╭─ Dataset records

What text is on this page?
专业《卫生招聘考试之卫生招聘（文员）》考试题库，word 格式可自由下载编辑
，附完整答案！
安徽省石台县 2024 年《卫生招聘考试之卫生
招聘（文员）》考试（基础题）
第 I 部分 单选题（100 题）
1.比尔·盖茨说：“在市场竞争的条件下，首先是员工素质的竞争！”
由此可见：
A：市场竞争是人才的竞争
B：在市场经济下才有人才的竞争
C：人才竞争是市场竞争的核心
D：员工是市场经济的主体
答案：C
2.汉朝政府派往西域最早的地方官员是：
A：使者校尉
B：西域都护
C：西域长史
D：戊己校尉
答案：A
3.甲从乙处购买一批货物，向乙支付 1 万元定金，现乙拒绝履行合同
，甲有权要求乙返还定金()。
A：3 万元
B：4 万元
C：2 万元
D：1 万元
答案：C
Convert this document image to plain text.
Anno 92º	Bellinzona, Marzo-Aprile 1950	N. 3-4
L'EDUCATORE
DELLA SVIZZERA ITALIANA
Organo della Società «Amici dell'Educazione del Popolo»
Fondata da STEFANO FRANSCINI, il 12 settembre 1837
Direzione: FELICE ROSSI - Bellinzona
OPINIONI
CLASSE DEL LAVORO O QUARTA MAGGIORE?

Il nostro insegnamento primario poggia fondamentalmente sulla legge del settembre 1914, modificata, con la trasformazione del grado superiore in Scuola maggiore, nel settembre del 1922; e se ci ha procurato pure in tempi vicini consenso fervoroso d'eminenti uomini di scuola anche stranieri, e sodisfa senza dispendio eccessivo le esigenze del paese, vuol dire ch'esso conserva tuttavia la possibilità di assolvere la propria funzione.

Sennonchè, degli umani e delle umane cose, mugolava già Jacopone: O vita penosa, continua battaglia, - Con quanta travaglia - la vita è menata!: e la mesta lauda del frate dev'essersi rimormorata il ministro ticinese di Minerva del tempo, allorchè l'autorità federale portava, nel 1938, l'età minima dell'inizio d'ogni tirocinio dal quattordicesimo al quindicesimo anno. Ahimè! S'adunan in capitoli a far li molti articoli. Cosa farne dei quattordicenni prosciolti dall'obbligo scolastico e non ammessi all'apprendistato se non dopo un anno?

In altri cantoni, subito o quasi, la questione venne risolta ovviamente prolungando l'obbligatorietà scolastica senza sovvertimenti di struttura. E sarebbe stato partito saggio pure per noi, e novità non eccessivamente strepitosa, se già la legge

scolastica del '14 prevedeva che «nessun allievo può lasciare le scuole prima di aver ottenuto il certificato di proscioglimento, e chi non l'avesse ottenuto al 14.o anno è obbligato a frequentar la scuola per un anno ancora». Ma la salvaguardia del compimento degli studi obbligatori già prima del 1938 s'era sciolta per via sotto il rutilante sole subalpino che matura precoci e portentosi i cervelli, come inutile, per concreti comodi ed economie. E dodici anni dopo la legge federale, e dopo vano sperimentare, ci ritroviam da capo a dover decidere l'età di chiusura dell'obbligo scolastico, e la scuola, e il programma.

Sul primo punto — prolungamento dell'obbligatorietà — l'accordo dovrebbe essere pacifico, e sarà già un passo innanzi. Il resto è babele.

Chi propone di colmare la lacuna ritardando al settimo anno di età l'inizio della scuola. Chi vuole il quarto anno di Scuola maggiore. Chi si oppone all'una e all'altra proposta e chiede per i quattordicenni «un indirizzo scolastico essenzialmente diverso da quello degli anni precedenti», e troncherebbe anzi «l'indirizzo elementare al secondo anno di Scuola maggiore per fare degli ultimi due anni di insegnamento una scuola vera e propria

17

╰─

Your task —
Repeat the entries shown above, every one, word for word.

Exercise result —
What text is on this page?
专业《卫生招聘考试之卫生招聘（文员）》考试题库，word 格式可自由下载编辑
，附完整答案！
安徽省石台县 2024 年《卫生招聘考试之卫生
招聘（文员）》考试（基础题）
第 I 部分 单选题（100 题）
1.比尔·盖茨说：“在市场竞争的条件下，首先是员工素质的竞争！”
由此可见：
A：市场竞争是人才的竞争
B：在市场经济下才有人才的竞争
C：人才竞争是市场竞争的核心
D：员工是市场经济的主体
答案：C
2.汉朝政府派往西域最早的地方官员是：
A：使者校尉
B：西域都护
C：西域长史
D：戊己校尉
答案：A
3.甲从乙处购买一批货物，向乙支付 1 万元定金，现乙拒绝履行合同
，甲有权要求乙返还定金()。
A：3 万元
B：4 万元
C：2 万元
D：1 万元
答案：C
Convert this document image to plain text.
Anno 92º	Bellinzona, Marzo-Aprile 1950	N. 3-4
L'EDUCATORE
DELLA SVIZZERA ITALIANA
Organo della Società «Amici dell'Educazione del Popolo»
Fondata da STEFANO FRANSCINI, il 12 settembre 1837
Direzione: FELICE ROSSI - Bellinzona
OPINIONI
CLASSE DEL LAVORO O QUARTA MAGGIORE?

Il nostro insegnamento primario poggia fondamentalmente sulla legge del settembre 1914, modificata, con la trasformazione del grado superiore in Scuola maggiore, nel settembre del 1922; e se ci ha procurato pure in tempi vicini consenso fervoroso d'eminenti uomini di scuola anche stranieri, e sodisfa senza dispendio eccessivo le esigenze del paese, vuol dire ch'esso conserva tuttavia la possibilità di assolvere la propria funzione.

Sennonchè, degli umani e delle umane cose, mugolava già Jacopone: O vita penosa, continua battaglia, - Con quanta travaglia - la vita è menata!: e la mesta lauda del frate dev'essersi rimormorata il ministro ticinese di Minerva del tempo, allorchè l'autorità federale portava, nel 1938, l'età minima dell'inizio d'ogni tirocinio dal quattordicesimo al quindicesimo anno. Ahimè! S'adunan in capitoli a far li molti articoli. Cosa farne dei quattordicenni prosciolti dall'obbligo scolastico e non ammessi all'apprendistato se non dopo un anno?

In altri cantoni, subito o quasi, la questione venne risolta ovviamente prolungando l'obbligatorietà scolastica senza sovvertimenti di struttura. E sarebbe stato partito saggio pure per noi, e novità non eccessivamente strepitosa, se già la legge

scolastica del '14 prevedeva che «nessun allievo può lasciare le scuole prima di aver ottenuto il certificato di proscioglimento, e chi non l'avesse ottenuto al 14.o anno è obbligato a frequentar la scuola per un anno ancora». Ma la salvaguardia del compimento degli studi obbligatori già prima del 1938 s'era sciolta per via sotto il rutilante sole subalpino che matura precoci e portentosi i cervelli, come inutile, per concreti comodi ed economie. E dodici anni dopo la legge federale, e dopo vano sperimentare, ci ritroviam da capo a dover decidere l'età di chiusura dell'obbligo scolastico, e la scuola, e il programma.

Sul primo punto — prolungamento dell'obbligatorietà — l'accordo dovrebbe essere pacifico, e sarà già un passo innanzi. Il resto è babele.

Chi propone di colmare la lacuna ritardando al settimo anno di età l'inizio della scuola. Chi vuole il quarto anno di Scuola maggiore. Chi si oppone all'una e all'altra proposta e chiede per i quattordicenni «un indirizzo scolastico essenzialmente diverso da quello degli anni precedenti», e troncherebbe anzi «l'indirizzo elementare al secondo anno di Scuola maggiore per fare degli ultimi due anni di insegnamento una scuola vera e propria

17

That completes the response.